Lines containing the string "急诊科医生" are to be counted; report only how many there are.

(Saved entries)
## BEGIN

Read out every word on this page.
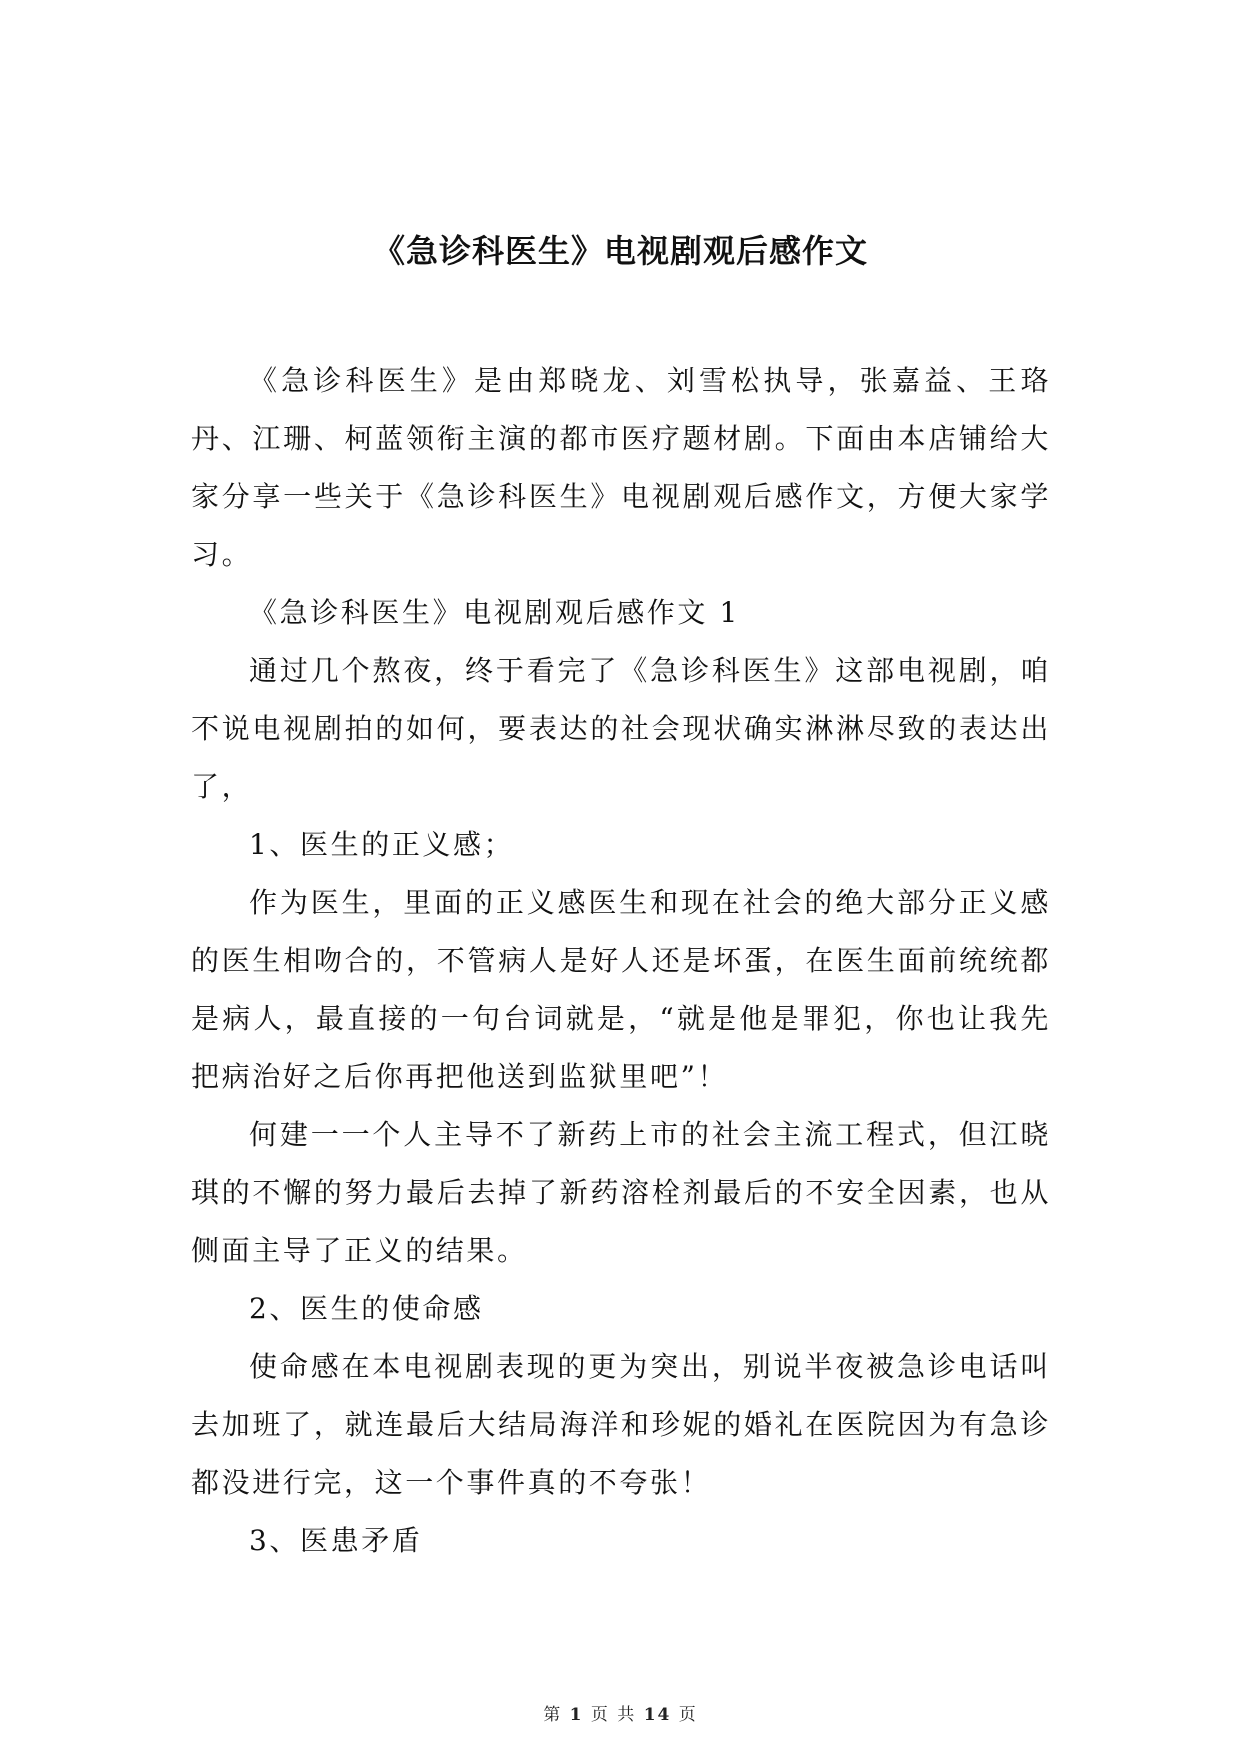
《急诊科医生》电视剧观后感作文

《急诊科医生》是由郑晓龙、刘雪松执导，张嘉益、王珞丹、江珊、柯蓝领衔主演的都市医疗题材剧。下面由本店铺给大家分享一些关于《急诊科医生》电视剧观后感作文，方便大家学习。

《急诊科医生》电视剧观后感作文 1

通过几个熬夜，终于看完了《急诊科医生》这部电视剧，咱不说电视剧拍的如何，要表达的社会现状确实淋淋尽致的表达出了，

1、医生的正义感；

作为医生，里面的正义感医生和现在社会的绝大部分正义感的医生相吻合的，不管病人是好人还是坏蛋，在医生面前统统都是病人，最直接的一句台词就是，“就是他是罪犯，你也让我先把病治好之后你再把他送到监狱里吧”！

何建一一个人主导不了新药上市的社会主流工程式，但江晓琪的不懈的努力最后去掉了新药溶栓剂最后的不安全因素，也从侧面主导了正义的结果。

2、医生的使命感

使命感在本电视剧表现的更为突出，别说半夜被急诊电话叫去加班了，就连最后大结局海洋和珍妮的婚礼在医院因为有急诊都没进行完，这一个事件真的不夸张！

3、医患矛盾

第 1 页 共 14 页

## END

### ANSWER FOR THE TASK:
4